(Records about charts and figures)
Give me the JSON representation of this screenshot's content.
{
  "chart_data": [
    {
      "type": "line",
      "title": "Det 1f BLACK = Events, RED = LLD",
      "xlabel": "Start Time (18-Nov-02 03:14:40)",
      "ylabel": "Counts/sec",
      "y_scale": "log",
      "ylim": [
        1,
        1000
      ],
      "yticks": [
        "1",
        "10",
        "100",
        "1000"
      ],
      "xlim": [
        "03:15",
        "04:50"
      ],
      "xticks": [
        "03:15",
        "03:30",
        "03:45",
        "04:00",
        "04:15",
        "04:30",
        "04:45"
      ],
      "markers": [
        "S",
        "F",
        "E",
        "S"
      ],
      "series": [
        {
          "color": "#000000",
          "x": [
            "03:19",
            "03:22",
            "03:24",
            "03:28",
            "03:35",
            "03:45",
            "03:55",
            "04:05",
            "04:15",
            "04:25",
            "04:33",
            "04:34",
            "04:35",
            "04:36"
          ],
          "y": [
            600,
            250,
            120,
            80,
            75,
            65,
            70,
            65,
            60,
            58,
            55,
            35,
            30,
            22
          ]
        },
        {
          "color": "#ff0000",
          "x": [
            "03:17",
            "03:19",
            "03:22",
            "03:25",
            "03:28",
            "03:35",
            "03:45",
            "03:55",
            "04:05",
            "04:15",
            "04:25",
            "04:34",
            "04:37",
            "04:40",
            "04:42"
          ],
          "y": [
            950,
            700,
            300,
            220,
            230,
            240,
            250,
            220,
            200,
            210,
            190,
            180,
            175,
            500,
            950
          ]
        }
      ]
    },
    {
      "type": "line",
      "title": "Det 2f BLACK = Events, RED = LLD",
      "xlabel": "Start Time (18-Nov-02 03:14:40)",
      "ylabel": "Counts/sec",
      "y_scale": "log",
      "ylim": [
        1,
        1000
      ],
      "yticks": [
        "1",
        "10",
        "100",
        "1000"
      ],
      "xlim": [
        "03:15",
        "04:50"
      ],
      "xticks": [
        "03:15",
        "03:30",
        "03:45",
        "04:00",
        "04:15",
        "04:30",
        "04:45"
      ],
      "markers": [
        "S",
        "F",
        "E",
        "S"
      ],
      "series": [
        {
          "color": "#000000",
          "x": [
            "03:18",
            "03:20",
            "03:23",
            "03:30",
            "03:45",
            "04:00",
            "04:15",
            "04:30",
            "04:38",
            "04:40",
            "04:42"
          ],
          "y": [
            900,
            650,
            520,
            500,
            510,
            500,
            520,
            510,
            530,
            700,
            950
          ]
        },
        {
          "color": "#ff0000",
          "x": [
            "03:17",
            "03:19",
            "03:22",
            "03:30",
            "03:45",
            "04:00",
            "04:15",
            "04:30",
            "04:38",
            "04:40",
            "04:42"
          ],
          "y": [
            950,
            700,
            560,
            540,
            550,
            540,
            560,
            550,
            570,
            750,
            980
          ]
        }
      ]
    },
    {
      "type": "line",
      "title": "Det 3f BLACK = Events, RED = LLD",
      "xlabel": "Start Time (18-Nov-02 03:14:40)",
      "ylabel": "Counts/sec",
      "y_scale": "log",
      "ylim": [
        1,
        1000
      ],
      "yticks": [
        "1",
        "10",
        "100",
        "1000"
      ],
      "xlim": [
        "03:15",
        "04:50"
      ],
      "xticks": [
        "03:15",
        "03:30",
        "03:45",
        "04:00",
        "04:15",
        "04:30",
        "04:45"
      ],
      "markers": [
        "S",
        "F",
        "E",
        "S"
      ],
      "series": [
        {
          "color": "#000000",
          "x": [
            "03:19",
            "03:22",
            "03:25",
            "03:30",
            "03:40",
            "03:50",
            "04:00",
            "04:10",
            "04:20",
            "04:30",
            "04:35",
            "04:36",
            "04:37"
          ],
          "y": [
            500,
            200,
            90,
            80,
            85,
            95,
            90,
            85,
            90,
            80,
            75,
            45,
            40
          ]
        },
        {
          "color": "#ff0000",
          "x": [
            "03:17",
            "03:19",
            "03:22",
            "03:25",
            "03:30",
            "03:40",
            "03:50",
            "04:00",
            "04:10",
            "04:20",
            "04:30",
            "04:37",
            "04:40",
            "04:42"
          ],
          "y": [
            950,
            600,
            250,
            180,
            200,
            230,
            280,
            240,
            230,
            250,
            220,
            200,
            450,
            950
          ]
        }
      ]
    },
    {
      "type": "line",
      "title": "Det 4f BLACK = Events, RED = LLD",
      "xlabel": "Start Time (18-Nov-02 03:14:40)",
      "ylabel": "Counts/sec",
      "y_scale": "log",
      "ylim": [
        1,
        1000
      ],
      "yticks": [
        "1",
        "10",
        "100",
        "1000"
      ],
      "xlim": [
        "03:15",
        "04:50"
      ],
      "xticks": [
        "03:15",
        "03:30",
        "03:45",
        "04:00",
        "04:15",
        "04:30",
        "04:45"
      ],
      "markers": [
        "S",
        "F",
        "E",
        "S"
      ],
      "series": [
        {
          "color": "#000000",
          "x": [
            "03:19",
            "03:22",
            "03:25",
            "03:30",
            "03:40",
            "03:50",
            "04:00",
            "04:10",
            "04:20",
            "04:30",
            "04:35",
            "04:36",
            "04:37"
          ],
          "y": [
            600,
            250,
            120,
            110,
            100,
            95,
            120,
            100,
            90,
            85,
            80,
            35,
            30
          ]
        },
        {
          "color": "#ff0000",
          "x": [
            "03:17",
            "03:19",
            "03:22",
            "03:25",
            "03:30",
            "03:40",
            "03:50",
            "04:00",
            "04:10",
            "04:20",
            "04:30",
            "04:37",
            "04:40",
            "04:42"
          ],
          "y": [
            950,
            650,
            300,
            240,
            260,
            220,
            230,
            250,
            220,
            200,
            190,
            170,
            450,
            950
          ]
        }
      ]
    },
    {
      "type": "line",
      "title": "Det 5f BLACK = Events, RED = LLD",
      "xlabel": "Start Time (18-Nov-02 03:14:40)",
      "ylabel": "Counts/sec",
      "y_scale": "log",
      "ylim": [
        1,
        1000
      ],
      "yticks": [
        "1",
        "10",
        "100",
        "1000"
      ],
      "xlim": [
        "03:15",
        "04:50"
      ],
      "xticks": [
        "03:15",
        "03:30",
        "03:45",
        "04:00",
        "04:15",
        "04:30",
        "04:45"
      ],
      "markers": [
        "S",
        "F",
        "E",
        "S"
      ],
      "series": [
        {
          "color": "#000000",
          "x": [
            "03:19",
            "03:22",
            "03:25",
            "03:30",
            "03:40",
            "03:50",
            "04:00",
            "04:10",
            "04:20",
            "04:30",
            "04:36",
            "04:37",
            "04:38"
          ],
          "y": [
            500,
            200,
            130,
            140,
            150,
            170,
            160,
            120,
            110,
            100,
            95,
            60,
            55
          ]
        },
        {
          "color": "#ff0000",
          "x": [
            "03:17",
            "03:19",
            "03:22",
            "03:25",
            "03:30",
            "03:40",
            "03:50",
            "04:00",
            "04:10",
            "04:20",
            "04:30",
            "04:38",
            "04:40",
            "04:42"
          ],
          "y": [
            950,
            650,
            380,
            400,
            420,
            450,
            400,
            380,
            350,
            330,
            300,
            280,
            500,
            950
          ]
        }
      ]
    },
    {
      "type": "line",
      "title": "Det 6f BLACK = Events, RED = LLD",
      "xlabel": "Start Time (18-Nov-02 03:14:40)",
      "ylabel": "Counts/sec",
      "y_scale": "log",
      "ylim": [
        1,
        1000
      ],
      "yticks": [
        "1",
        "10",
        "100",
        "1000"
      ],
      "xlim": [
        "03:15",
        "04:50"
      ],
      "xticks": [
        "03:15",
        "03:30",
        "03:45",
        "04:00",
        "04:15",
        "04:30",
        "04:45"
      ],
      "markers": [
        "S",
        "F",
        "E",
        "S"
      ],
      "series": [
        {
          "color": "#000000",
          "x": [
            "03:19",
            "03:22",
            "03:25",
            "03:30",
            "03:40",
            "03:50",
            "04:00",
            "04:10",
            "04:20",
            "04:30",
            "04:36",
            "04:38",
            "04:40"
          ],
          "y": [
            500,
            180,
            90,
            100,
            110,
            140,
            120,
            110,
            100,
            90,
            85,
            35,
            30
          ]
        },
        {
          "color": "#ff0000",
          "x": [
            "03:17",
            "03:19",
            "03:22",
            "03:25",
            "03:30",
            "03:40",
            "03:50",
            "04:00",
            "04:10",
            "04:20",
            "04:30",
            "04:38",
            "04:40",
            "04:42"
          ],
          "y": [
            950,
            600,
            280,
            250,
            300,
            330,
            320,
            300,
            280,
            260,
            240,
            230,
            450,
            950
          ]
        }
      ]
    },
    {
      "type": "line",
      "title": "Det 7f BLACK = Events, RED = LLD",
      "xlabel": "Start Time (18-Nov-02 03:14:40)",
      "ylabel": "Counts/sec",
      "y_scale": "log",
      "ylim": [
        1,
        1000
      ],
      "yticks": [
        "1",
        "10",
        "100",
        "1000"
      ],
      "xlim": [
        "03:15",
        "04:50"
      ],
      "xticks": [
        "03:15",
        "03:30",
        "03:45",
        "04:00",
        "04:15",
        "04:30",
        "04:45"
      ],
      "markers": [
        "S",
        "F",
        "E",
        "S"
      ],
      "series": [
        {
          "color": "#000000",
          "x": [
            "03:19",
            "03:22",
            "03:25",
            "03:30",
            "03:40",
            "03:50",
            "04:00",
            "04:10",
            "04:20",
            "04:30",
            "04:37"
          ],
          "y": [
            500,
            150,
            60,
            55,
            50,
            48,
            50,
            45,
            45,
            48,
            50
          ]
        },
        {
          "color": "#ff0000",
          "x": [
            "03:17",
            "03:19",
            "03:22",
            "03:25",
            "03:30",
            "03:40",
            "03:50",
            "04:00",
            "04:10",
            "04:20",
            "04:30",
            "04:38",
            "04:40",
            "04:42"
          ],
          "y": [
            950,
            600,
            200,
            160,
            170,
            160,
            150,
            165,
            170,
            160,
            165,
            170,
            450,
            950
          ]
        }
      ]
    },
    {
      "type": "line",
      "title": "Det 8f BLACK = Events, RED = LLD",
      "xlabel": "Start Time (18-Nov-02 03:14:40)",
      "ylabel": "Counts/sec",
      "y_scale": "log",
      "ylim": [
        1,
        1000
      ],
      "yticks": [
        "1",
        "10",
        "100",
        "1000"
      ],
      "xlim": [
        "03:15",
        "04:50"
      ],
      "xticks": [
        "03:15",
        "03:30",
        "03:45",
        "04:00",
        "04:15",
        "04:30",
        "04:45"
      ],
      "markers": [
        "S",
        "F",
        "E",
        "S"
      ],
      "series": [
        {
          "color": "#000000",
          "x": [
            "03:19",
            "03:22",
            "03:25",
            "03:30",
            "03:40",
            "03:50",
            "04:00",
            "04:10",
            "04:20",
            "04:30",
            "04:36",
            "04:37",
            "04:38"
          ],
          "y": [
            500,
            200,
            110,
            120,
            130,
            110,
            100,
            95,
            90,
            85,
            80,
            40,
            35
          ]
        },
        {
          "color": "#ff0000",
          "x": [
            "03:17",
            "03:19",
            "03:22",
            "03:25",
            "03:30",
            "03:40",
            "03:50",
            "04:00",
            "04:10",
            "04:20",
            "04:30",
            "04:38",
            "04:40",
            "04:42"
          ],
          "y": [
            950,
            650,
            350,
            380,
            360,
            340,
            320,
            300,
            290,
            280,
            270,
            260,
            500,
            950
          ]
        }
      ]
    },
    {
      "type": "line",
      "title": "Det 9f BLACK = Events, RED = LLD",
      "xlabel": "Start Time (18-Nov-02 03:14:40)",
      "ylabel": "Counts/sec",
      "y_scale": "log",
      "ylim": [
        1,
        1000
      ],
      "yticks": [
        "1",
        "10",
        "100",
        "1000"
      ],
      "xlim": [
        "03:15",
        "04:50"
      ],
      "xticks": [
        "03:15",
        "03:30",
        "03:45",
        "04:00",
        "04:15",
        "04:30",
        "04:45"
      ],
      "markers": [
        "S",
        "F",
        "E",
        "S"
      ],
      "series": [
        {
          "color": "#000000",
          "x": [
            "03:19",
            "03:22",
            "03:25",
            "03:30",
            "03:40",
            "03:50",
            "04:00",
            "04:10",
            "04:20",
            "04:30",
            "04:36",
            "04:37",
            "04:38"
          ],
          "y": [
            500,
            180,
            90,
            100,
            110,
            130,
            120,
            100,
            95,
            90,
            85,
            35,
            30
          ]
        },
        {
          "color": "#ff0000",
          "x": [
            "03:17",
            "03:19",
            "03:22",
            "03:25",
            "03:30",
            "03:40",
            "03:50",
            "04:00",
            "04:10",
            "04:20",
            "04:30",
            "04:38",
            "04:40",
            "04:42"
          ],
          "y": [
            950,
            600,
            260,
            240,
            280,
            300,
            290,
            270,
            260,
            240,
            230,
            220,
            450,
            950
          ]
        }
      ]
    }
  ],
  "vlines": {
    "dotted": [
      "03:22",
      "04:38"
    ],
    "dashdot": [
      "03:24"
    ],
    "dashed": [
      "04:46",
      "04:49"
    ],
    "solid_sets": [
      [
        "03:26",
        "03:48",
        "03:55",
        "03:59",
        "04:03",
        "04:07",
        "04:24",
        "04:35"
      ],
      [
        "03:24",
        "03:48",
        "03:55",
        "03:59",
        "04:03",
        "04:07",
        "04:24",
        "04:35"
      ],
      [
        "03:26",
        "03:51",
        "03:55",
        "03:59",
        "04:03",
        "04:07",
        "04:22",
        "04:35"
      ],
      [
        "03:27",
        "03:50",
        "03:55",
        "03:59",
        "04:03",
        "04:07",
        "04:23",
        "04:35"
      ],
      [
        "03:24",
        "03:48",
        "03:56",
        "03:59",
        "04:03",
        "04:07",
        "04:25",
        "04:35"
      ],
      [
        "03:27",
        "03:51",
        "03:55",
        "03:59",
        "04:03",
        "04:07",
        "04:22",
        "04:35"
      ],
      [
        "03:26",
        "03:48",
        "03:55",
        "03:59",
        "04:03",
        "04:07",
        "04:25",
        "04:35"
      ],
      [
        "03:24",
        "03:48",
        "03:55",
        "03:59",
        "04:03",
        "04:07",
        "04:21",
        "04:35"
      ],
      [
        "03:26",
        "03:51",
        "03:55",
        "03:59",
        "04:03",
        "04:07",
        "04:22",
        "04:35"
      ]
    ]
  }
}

_The problem_
Among the lines above, count those containing the word "Events" and give nothing but the result.

_Task solution_
9